→ **DATA FOR PROCESSING**
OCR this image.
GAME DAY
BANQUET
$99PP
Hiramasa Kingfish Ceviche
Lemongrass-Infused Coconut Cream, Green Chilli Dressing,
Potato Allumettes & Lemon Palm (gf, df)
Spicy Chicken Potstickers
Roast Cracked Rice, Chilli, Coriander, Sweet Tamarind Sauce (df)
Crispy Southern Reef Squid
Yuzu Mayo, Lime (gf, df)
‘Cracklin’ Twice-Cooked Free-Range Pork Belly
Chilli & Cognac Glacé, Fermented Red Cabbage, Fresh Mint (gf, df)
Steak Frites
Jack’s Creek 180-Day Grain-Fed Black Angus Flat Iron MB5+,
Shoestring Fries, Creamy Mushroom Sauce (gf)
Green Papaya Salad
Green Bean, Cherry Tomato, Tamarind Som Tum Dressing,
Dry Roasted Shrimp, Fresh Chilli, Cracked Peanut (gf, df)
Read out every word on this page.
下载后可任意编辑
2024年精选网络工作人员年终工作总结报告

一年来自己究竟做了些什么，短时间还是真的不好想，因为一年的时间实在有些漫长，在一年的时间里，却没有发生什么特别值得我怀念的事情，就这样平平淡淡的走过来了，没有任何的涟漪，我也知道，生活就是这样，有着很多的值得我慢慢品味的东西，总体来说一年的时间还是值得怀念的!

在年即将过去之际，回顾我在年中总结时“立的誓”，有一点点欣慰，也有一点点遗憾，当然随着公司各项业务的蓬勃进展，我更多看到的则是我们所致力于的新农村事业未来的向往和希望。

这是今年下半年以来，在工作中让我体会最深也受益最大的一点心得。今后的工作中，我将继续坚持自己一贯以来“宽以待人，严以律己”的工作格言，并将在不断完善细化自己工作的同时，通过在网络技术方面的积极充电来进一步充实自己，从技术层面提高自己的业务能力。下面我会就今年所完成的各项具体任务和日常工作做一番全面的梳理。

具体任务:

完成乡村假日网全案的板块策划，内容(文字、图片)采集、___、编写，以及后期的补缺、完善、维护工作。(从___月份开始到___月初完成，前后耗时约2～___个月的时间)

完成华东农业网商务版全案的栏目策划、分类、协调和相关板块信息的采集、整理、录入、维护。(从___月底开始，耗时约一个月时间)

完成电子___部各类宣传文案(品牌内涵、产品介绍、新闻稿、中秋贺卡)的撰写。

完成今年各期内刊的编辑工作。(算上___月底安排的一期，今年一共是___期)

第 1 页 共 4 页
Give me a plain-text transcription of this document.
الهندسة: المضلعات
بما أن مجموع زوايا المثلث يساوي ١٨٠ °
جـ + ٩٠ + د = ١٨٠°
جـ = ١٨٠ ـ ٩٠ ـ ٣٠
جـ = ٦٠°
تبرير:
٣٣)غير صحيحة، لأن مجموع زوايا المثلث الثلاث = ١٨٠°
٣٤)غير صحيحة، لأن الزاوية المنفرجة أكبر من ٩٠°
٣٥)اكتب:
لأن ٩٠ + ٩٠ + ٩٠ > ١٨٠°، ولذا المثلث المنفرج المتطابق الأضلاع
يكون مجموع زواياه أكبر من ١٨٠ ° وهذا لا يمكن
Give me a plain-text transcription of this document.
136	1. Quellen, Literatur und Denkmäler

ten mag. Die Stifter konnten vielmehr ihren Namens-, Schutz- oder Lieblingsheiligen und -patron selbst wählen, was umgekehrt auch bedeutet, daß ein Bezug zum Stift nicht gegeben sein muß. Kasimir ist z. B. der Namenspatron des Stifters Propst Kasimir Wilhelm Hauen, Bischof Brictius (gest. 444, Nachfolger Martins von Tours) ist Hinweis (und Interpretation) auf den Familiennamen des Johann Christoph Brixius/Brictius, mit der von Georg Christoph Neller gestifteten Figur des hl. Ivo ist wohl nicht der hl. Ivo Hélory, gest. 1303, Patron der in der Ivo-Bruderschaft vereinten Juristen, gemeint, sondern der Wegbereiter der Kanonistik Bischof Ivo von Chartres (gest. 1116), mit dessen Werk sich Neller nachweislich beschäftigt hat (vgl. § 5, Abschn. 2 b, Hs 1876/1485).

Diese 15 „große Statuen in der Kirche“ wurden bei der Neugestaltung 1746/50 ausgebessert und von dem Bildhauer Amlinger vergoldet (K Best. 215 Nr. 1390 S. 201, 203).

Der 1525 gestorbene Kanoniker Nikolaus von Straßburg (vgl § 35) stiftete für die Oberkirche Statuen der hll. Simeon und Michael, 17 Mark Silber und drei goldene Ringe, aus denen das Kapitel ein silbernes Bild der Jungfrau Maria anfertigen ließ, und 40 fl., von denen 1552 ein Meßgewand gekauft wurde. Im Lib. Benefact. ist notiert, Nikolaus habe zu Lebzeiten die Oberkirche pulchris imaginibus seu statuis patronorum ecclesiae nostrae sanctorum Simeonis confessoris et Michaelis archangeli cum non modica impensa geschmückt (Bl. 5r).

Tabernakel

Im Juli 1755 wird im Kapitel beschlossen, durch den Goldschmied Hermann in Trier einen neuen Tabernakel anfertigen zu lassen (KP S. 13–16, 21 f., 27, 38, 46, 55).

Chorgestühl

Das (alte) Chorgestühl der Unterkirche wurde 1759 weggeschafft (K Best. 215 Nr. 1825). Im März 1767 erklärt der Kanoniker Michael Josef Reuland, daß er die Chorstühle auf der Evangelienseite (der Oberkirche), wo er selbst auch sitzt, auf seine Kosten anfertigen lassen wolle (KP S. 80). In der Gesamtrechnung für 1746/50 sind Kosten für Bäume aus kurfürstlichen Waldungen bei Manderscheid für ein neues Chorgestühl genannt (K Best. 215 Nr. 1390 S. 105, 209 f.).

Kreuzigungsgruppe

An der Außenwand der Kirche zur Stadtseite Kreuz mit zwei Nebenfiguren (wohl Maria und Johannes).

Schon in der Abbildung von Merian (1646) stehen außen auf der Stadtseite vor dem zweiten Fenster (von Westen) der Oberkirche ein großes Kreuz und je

→ **TASK TO CARRY OUT**
Each entry above is to be printed again exactly.

→ **OUTPUT**
OCR this image.
GAME DAY
BANQUET
$99PP
Hiramasa Kingfish Ceviche
Lemongrass-Infused Coconut Cream, Green Chilli Dressing,
Potato Allumettes & Lemon Palm (gf, df)
Spicy Chicken Potstickers
Roast Cracked Rice, Chilli, Coriander, Sweet Tamarind Sauce (df)
Crispy Southern Reef Squid
Yuzu Mayo, Lime (gf, df)
‘Cracklin’ Twice-Cooked Free-Range Pork Belly
Chilli & Cognac Glacé, Fermented Red Cabbage, Fresh Mint (gf, df)
Steak Frites
Jack’s Creek 180-Day Grain-Fed Black Angus Flat Iron MB5+,
Shoestring Fries, Creamy Mushroom Sauce (gf)
Green Papaya Salad
Green Bean, Cherry Tomato, Tamarind Som Tum Dressing,
Dry Roasted Shrimp, Fresh Chilli, Cracked Peanut (gf, df)
Read out every word on this page.
下载后可任意编辑
2024年精选网络工作人员年终工作总结报告

一年来自己究竟做了些什么，短时间还是真的不好想，因为一年的时间实在有些漫长，在一年的时间里，却没有发生什么特别值得我怀念的事情，就这样平平淡淡的走过来了，没有任何的涟漪，我也知道，生活就是这样，有着很多的值得我慢慢品味的东西，总体来说一年的时间还是值得怀念的!

在年即将过去之际，回顾我在年中总结时“立的誓”，有一点点欣慰，也有一点点遗憾，当然随着公司各项业务的蓬勃进展，我更多看到的则是我们所致力于的新农村事业未来的向往和希望。

这是今年下半年以来，在工作中让我体会最深也受益最大的一点心得。今后的工作中，我将继续坚持自己一贯以来“宽以待人，严以律己”的工作格言，并将在不断完善细化自己工作的同时，通过在网络技术方面的积极充电来进一步充实自己，从技术层面提高自己的业务能力。下面我会就今年所完成的各项具体任务和日常工作做一番全面的梳理。

具体任务:

完成乡村假日网全案的板块策划，内容(文字、图片)采集、___、编写，以及后期的补缺、完善、维护工作。(从___月份开始到___月初完成，前后耗时约2～___个月的时间)

完成华东农业网商务版全案的栏目策划、分类、协调和相关板块信息的采集、整理、录入、维护。(从___月底开始，耗时约一个月时间)

完成电子___部各类宣传文案(品牌内涵、产品介绍、新闻稿、中秋贺卡)的撰写。

完成今年各期内刊的编辑工作。(算上___月底安排的一期，今年一共是___期)

第 1 页 共 4 页
Give me a plain-text transcription of this document.
الهندسة: المضلعات
بما أن مجموع زوايا المثلث يساوي ١٨٠ °
جـ + ٩٠ + د = ١٨٠°
جـ = ١٨٠ ـ ٩٠ ـ ٣٠
جـ = ٦٠°
تبرير:
٣٣)غير صحيحة، لأن مجموع زوايا المثلث الثلاث = ١٨٠°
٣٤)غير صحيحة، لأن الزاوية المنفرجة أكبر من ٩٠°
٣٥)اكتب:
لأن ٩٠ + ٩٠ + ٩٠ > ١٨٠°، ولذا المثلث المنفرج المتطابق الأضلاع
يكون مجموع زواياه أكبر من ١٨٠ ° وهذا لا يمكن
Give me a plain-text transcription of this document.
136	1. Quellen, Literatur und Denkmäler

ten mag. Die Stifter konnten vielmehr ihren Namens-, Schutz- oder Lieblingsheiligen und -patron selbst wählen, was umgekehrt auch bedeutet, daß ein Bezug zum Stift nicht gegeben sein muß. Kasimir ist z. B. der Namenspatron des Stifters Propst Kasimir Wilhelm Hauen, Bischof Brictius (gest. 444, Nachfolger Martins von Tours) ist Hinweis (und Interpretation) auf den Familiennamen des Johann Christoph Brixius/Brictius, mit der von Georg Christoph Neller gestifteten Figur des hl. Ivo ist wohl nicht der hl. Ivo Hélory, gest. 1303, Patron der in der Ivo-Bruderschaft vereinten Juristen, gemeint, sondern der Wegbereiter der Kanonistik Bischof Ivo von Chartres (gest. 1116), mit dessen Werk sich Neller nachweislich beschäftigt hat (vgl. § 5, Abschn. 2 b, Hs 1876/1485).

Diese 15 „große Statuen in der Kirche“ wurden bei der Neugestaltung 1746/50 ausgebessert und von dem Bildhauer Amlinger vergoldet (K Best. 215 Nr. 1390 S. 201, 203).

Der 1525 gestorbene Kanoniker Nikolaus von Straßburg (vgl § 35) stiftete für die Oberkirche Statuen der hll. Simeon und Michael, 17 Mark Silber und drei goldene Ringe, aus denen das Kapitel ein silbernes Bild der Jungfrau Maria anfertigen ließ, und 40 fl., von denen 1552 ein Meßgewand gekauft wurde. Im Lib. Benefact. ist notiert, Nikolaus habe zu Lebzeiten die Oberkirche pulchris imaginibus seu statuis patronorum ecclesiae nostrae sanctorum Simeonis confessoris et Michaelis archangeli cum non modica impensa geschmückt (Bl. 5r).

Tabernakel

Im Juli 1755 wird im Kapitel beschlossen, durch den Goldschmied Hermann in Trier einen neuen Tabernakel anfertigen zu lassen (KP S. 13–16, 21 f., 27, 38, 46, 55).

Chorgestühl

Das (alte) Chorgestühl der Unterkirche wurde 1759 weggeschafft (K Best. 215 Nr. 1825). Im März 1767 erklärt der Kanoniker Michael Josef Reuland, daß er die Chorstühle auf der Evangelienseite (der Oberkirche), wo er selbst auch sitzt, auf seine Kosten anfertigen lassen wolle (KP S. 80). In der Gesamtrechnung für 1746/50 sind Kosten für Bäume aus kurfürstlichen Waldungen bei Manderscheid für ein neues Chorgestühl genannt (K Best. 215 Nr. 1390 S. 105, 209 f.).

Kreuzigungsgruppe

An der Außenwand der Kirche zur Stadtseite Kreuz mit zwei Nebenfiguren (wohl Maria und Johannes).

Schon in der Abbildung von Merian (1646) stehen außen auf der Stadtseite vor dem zweiten Fenster (von Westen) der Oberkirche ein großes Kreuz und je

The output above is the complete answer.